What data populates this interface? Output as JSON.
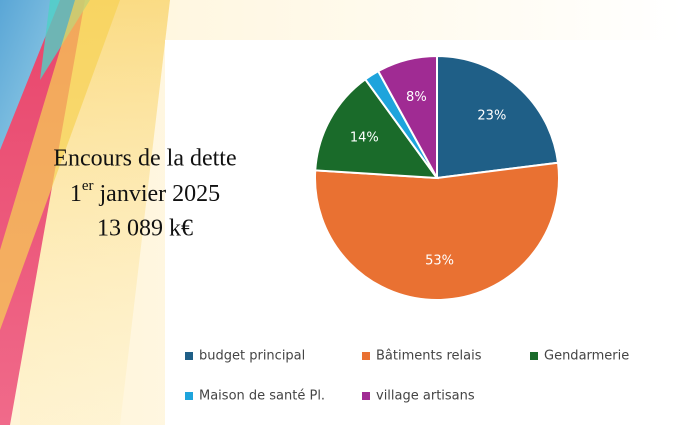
{
  "chart_data": {
    "type": "pie",
    "title": "Encours de la dette",
    "date": {
      "number": "1",
      "sup": "er",
      "rest": "janvier 2025"
    },
    "total": "13 089 k€",
    "categories": [
      "budget principal",
      "Bâtiments relais",
      "Gendarmerie",
      "Maison de santé Pl.",
      "village artisans"
    ],
    "values": [
      23,
      53,
      14,
      2,
      8
    ],
    "value_labels": [
      "23%",
      "53%",
      "14%",
      null,
      "8%"
    ],
    "colors": [
      "#1f5f87",
      "#e97132",
      "#1a6b2a",
      "#1ea4dc",
      "#a02b93"
    ],
    "legend": "bottom"
  }
}
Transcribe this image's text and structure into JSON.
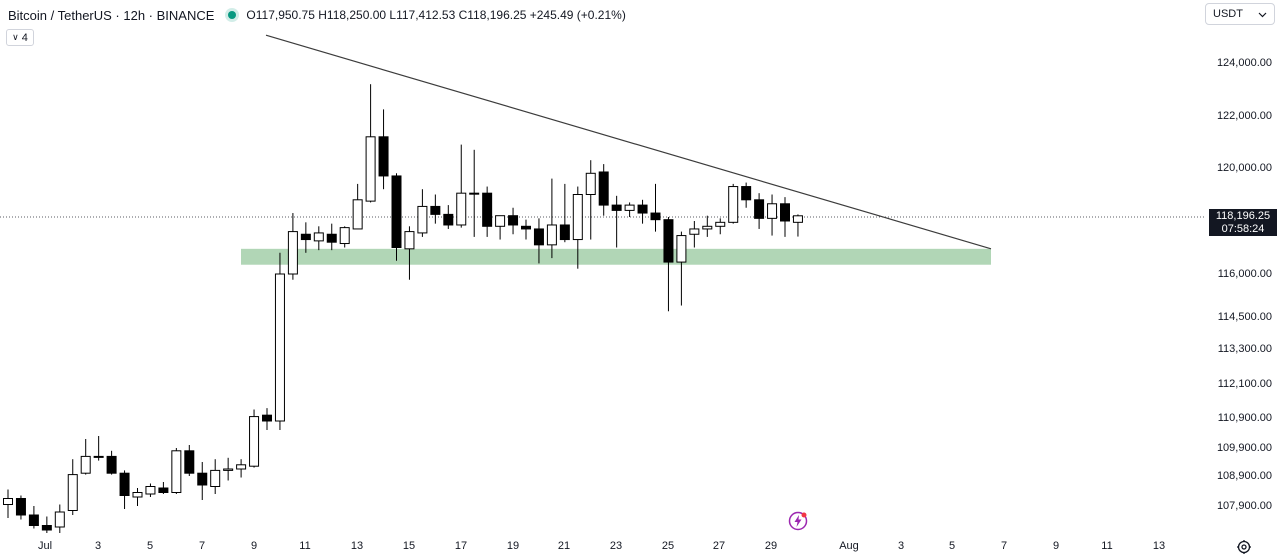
{
  "header": {
    "symbol": "Bitcoin / TetherUS · 12h · BINANCE",
    "ohlc": "O117,950.75 H118,250.00 L117,412.53 C118,196.25 +245.49 (+0.21%)",
    "status_color": "#089981"
  },
  "indicators_chip": {
    "chevron": "∨",
    "count": "4"
  },
  "currency_button": {
    "label": "USDT"
  },
  "last_price": {
    "price": "118,196.25",
    "countdown": "07:58:24"
  },
  "price_labels": [
    "124,000.00",
    "122,000.00",
    "120,000.00",
    "116,000.00",
    "114,500.00",
    "113,300.00",
    "112,100.00",
    "110,900.00",
    "109,900.00",
    "108,900.00",
    "107,900.00"
  ],
  "time_labels": [
    "Jul",
    "3",
    "5",
    "7",
    "9",
    "11",
    "13",
    "15",
    "17",
    "19",
    "21",
    "23",
    "25",
    "27",
    "29",
    "Aug",
    "3",
    "5",
    "7",
    "9",
    "11",
    "13"
  ],
  "icons": {
    "settings": "gear-icon",
    "alert": "lightning-icon"
  },
  "chart_data": {
    "type": "candlestick",
    "symbol": "BTCUSDT",
    "interval": "12h",
    "exchange": "BINANCE",
    "price_range": [
      107100,
      125800
    ],
    "last_close": 118196.25,
    "up_color": "#ffffff",
    "down_color": "#000000",
    "candles": [
      {
        "o": 107950,
        "h": 108450,
        "l": 107500,
        "c": 108150
      },
      {
        "o": 108150,
        "h": 108250,
        "l": 107450,
        "c": 107600
      },
      {
        "o": 107600,
        "h": 107900,
        "l": 107150,
        "c": 107250
      },
      {
        "o": 107250,
        "h": 107550,
        "l": 107000,
        "c": 107100
      },
      {
        "o": 107200,
        "h": 107950,
        "l": 107000,
        "c": 107700
      },
      {
        "o": 107750,
        "h": 109500,
        "l": 107600,
        "c": 108950
      },
      {
        "o": 109000,
        "h": 110200,
        "l": 108950,
        "c": 109600
      },
      {
        "o": 109600,
        "h": 110300,
        "l": 109450,
        "c": 109600
      },
      {
        "o": 109600,
        "h": 109800,
        "l": 108950,
        "c": 109000
      },
      {
        "o": 109000,
        "h": 109100,
        "l": 107800,
        "c": 108250
      },
      {
        "o": 108200,
        "h": 108500,
        "l": 107900,
        "c": 108350
      },
      {
        "o": 108300,
        "h": 108650,
        "l": 108200,
        "c": 108550
      },
      {
        "o": 108500,
        "h": 108700,
        "l": 108300,
        "c": 108350
      },
      {
        "o": 108350,
        "h": 109900,
        "l": 108300,
        "c": 109800
      },
      {
        "o": 109800,
        "h": 110000,
        "l": 108900,
        "c": 109000
      },
      {
        "o": 109000,
        "h": 109400,
        "l": 108100,
        "c": 108600
      },
      {
        "o": 108550,
        "h": 109500,
        "l": 108300,
        "c": 109100
      },
      {
        "o": 109100,
        "h": 109550,
        "l": 108750,
        "c": 109150
      },
      {
        "o": 109150,
        "h": 109500,
        "l": 108850,
        "c": 109300
      },
      {
        "o": 109250,
        "h": 111200,
        "l": 109200,
        "c": 110950
      },
      {
        "o": 111000,
        "h": 111250,
        "l": 110500,
        "c": 110800
      },
      {
        "o": 110800,
        "h": 116800,
        "l": 110500,
        "c": 116000
      },
      {
        "o": 116000,
        "h": 118300,
        "l": 115800,
        "c": 117600
      },
      {
        "o": 117500,
        "h": 117950,
        "l": 116800,
        "c": 117300
      },
      {
        "o": 117250,
        "h": 117800,
        "l": 116900,
        "c": 117550
      },
      {
        "o": 117500,
        "h": 117900,
        "l": 116900,
        "c": 117200
      },
      {
        "o": 117150,
        "h": 117800,
        "l": 117000,
        "c": 117750
      },
      {
        "o": 117700,
        "h": 119400,
        "l": 117700,
        "c": 118800
      },
      {
        "o": 118750,
        "h": 123200,
        "l": 118700,
        "c": 121200
      },
      {
        "o": 121200,
        "h": 122250,
        "l": 119200,
        "c": 119700
      },
      {
        "o": 119700,
        "h": 119800,
        "l": 116500,
        "c": 117000
      },
      {
        "o": 116950,
        "h": 117800,
        "l": 115800,
        "c": 117600
      },
      {
        "o": 117550,
        "h": 119200,
        "l": 117400,
        "c": 118550
      },
      {
        "o": 118550,
        "h": 119000,
        "l": 117900,
        "c": 118250
      },
      {
        "o": 118250,
        "h": 118600,
        "l": 117700,
        "c": 117850
      },
      {
        "o": 117850,
        "h": 120900,
        "l": 117750,
        "c": 119050
      },
      {
        "o": 119050,
        "h": 120700,
        "l": 117400,
        "c": 119050
      },
      {
        "o": 119050,
        "h": 119300,
        "l": 117400,
        "c": 117800
      },
      {
        "o": 117800,
        "h": 118200,
        "l": 117300,
        "c": 118200
      },
      {
        "o": 118200,
        "h": 118500,
        "l": 117500,
        "c": 117850
      },
      {
        "o": 117800,
        "h": 118050,
        "l": 117300,
        "c": 117700
      },
      {
        "o": 117700,
        "h": 118100,
        "l": 116400,
        "c": 117100
      },
      {
        "o": 117100,
        "h": 119600,
        "l": 116600,
        "c": 117850
      },
      {
        "o": 117850,
        "h": 119400,
        "l": 117200,
        "c": 117300
      },
      {
        "o": 117300,
        "h": 119300,
        "l": 116200,
        "c": 119000
      },
      {
        "o": 119000,
        "h": 120300,
        "l": 117300,
        "c": 119800
      },
      {
        "o": 119850,
        "h": 120150,
        "l": 118200,
        "c": 118600
      },
      {
        "o": 118600,
        "h": 118950,
        "l": 117000,
        "c": 118400
      },
      {
        "o": 118400,
        "h": 118700,
        "l": 118150,
        "c": 118600
      },
      {
        "o": 118600,
        "h": 118800,
        "l": 117900,
        "c": 118300
      },
      {
        "o": 118300,
        "h": 119400,
        "l": 117600,
        "c": 118050
      },
      {
        "o": 118050,
        "h": 118150,
        "l": 114700,
        "c": 116450
      },
      {
        "o": 116450,
        "h": 117600,
        "l": 114900,
        "c": 117450
      },
      {
        "o": 117500,
        "h": 118000,
        "l": 117000,
        "c": 117700
      },
      {
        "o": 117700,
        "h": 118200,
        "l": 117400,
        "c": 117800
      },
      {
        "o": 117800,
        "h": 118100,
        "l": 117500,
        "c": 117950
      },
      {
        "o": 117950,
        "h": 119400,
        "l": 117900,
        "c": 119300
      },
      {
        "o": 119300,
        "h": 119450,
        "l": 118500,
        "c": 118800
      },
      {
        "o": 118800,
        "h": 119050,
        "l": 117700,
        "c": 118100
      },
      {
        "o": 118100,
        "h": 119000,
        "l": 117450,
        "c": 118650
      },
      {
        "o": 118650,
        "h": 118900,
        "l": 117400,
        "c": 118000
      },
      {
        "o": 117950,
        "h": 118250,
        "l": 117412.53,
        "c": 118196.25
      }
    ],
    "annotations": {
      "trendline": {
        "start": {
          "date": "Jul 8",
          "price": 125050
        },
        "end": {
          "date": "Aug 6",
          "price": 116950
        }
      },
      "support_zone": {
        "price_low": 116350,
        "price_high": 116950,
        "from": "Jul 8",
        "to": "Aug 6",
        "color": "#a3cfa9"
      }
    }
  }
}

□ □ □ □ □

Exercise prompt | Determine how many lines of the listing above hold the word "JSON". Report that number without anything else.

Answer in full | 2